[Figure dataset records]
----------

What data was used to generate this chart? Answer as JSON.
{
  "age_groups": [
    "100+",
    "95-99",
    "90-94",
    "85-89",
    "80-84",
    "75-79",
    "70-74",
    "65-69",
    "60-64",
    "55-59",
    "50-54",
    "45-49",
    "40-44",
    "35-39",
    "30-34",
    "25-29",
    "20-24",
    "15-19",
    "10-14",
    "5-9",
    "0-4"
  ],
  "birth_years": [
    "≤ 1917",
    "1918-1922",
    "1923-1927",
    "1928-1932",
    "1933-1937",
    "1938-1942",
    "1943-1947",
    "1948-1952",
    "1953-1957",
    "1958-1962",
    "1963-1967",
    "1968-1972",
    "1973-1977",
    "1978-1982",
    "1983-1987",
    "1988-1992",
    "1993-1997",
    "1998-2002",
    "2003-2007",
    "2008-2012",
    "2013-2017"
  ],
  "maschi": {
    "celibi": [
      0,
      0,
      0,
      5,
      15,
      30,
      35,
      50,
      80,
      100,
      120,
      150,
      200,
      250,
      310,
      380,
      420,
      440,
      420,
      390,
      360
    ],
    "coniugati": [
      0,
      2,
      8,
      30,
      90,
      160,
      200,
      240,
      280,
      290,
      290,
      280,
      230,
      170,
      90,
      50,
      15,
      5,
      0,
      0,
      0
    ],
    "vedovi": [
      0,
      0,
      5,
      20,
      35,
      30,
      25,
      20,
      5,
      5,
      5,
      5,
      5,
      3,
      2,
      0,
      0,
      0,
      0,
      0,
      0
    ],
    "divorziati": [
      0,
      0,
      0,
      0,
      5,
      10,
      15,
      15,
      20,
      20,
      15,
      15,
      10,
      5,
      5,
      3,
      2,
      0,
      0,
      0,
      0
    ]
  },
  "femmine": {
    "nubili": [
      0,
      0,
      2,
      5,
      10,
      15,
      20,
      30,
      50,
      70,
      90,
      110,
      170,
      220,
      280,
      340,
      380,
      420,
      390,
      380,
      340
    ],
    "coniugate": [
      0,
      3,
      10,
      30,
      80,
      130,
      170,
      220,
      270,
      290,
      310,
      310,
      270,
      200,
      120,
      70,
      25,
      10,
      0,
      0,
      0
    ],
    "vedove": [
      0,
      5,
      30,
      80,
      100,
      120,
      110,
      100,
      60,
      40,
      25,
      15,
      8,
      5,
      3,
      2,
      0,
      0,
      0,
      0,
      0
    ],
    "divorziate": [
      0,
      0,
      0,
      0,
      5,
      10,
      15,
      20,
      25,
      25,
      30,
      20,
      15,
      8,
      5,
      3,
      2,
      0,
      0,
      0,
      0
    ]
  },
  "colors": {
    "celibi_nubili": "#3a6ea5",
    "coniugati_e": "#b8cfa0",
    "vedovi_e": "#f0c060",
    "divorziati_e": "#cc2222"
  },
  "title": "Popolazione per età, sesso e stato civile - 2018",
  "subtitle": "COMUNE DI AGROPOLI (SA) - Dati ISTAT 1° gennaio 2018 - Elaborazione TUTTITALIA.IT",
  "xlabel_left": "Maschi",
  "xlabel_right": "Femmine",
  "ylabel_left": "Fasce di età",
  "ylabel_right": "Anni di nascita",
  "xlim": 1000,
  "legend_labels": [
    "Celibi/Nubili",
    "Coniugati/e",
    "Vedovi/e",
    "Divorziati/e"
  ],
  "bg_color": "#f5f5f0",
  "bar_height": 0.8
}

----------

Give every line of the material again, exactly as it reads.

What data was used to generate this chart? Answer as JSON.
{
  "age_groups": [
    "100+",
    "95-99",
    "90-94",
    "85-89",
    "80-84",
    "75-79",
    "70-74",
    "65-69",
    "60-64",
    "55-59",
    "50-54",
    "45-49",
    "40-44",
    "35-39",
    "30-34",
    "25-29",
    "20-24",
    "15-19",
    "10-14",
    "5-9",
    "0-4"
  ],
  "birth_years": [
    "≤ 1917",
    "1918-1922",
    "1923-1927",
    "1928-1932",
    "1933-1937",
    "1938-1942",
    "1943-1947",
    "1948-1952",
    "1953-1957",
    "1958-1962",
    "1963-1967",
    "1968-1972",
    "1973-1977",
    "1978-1982",
    "1983-1987",
    "1988-1992",
    "1993-1997",
    "1998-2002",
    "2003-2007",
    "2008-2012",
    "2013-2017"
  ],
  "maschi": {
    "celibi": [
      0,
      0,
      0,
      5,
      15,
      30,
      35,
      50,
      80,
      100,
      120,
      150,
      200,
      250,
      310,
      380,
      420,
      440,
      420,
      390,
      360
    ],
    "coniugati": [
      0,
      2,
      8,
      30,
      90,
      160,
      200,
      240,
      280,
      290,
      290,
      280,
      230,
      170,
      90,
      50,
      15,
      5,
      0,
      0,
      0
    ],
    "vedovi": [
      0,
      0,
      5,
      20,
      35,
      30,
      25,
      20,
      5,
      5,
      5,
      5,
      5,
      3,
      2,
      0,
      0,
      0,
      0,
      0,
      0
    ],
    "divorziati": [
      0,
      0,
      0,
      0,
      5,
      10,
      15,
      15,
      20,
      20,
      15,
      15,
      10,
      5,
      5,
      3,
      2,
      0,
      0,
      0,
      0
    ]
  },
  "femmine": {
    "nubili": [
      0,
      0,
      2,
      5,
      10,
      15,
      20,
      30,
      50,
      70,
      90,
      110,
      170,
      220,
      280,
      340,
      380,
      420,
      390,
      380,
      340
    ],
    "coniugate": [
      0,
      3,
      10,
      30,
      80,
      130,
      170,
      220,
      270,
      290,
      310,
      310,
      270,
      200,
      120,
      70,
      25,
      10,
      0,
      0,
      0
    ],
    "vedove": [
      0,
      5,
      30,
      80,
      100,
      120,
      110,
      100,
      60,
      40,
      25,
      15,
      8,
      5,
      3,
      2,
      0,
      0,
      0,
      0,
      0
    ],
    "divorziate": [
      0,
      0,
      0,
      0,
      5,
      10,
      15,
      20,
      25,
      25,
      30,
      20,
      15,
      8,
      5,
      3,
      2,
      0,
      0,
      0,
      0
    ]
  },
  "colors": {
    "celibi_nubili": "#3a6ea5",
    "coniugati_e": "#b8cfa0",
    "vedovi_e": "#f0c060",
    "divorziati_e": "#cc2222"
  },
  "title": "Popolazione per età, sesso e stato civile - 2018",
  "subtitle": "COMUNE DI AGROPOLI (SA) - Dati ISTAT 1° gennaio 2018 - Elaborazione TUTTITALIA.IT",
  "xlabel_left": "Maschi",
  "xlabel_right": "Femmine",
  "ylabel_left": "Fasce di età",
  "ylabel_right": "Anni di nascita",
  "xlim": 1000,
  "legend_labels": [
    "Celibi/Nubili",
    "Coniugati/e",
    "Vedovi/e",
    "Divorziati/e"
  ],
  "bg_color": "#f5f5f0",
  "bar_height": 0.8
}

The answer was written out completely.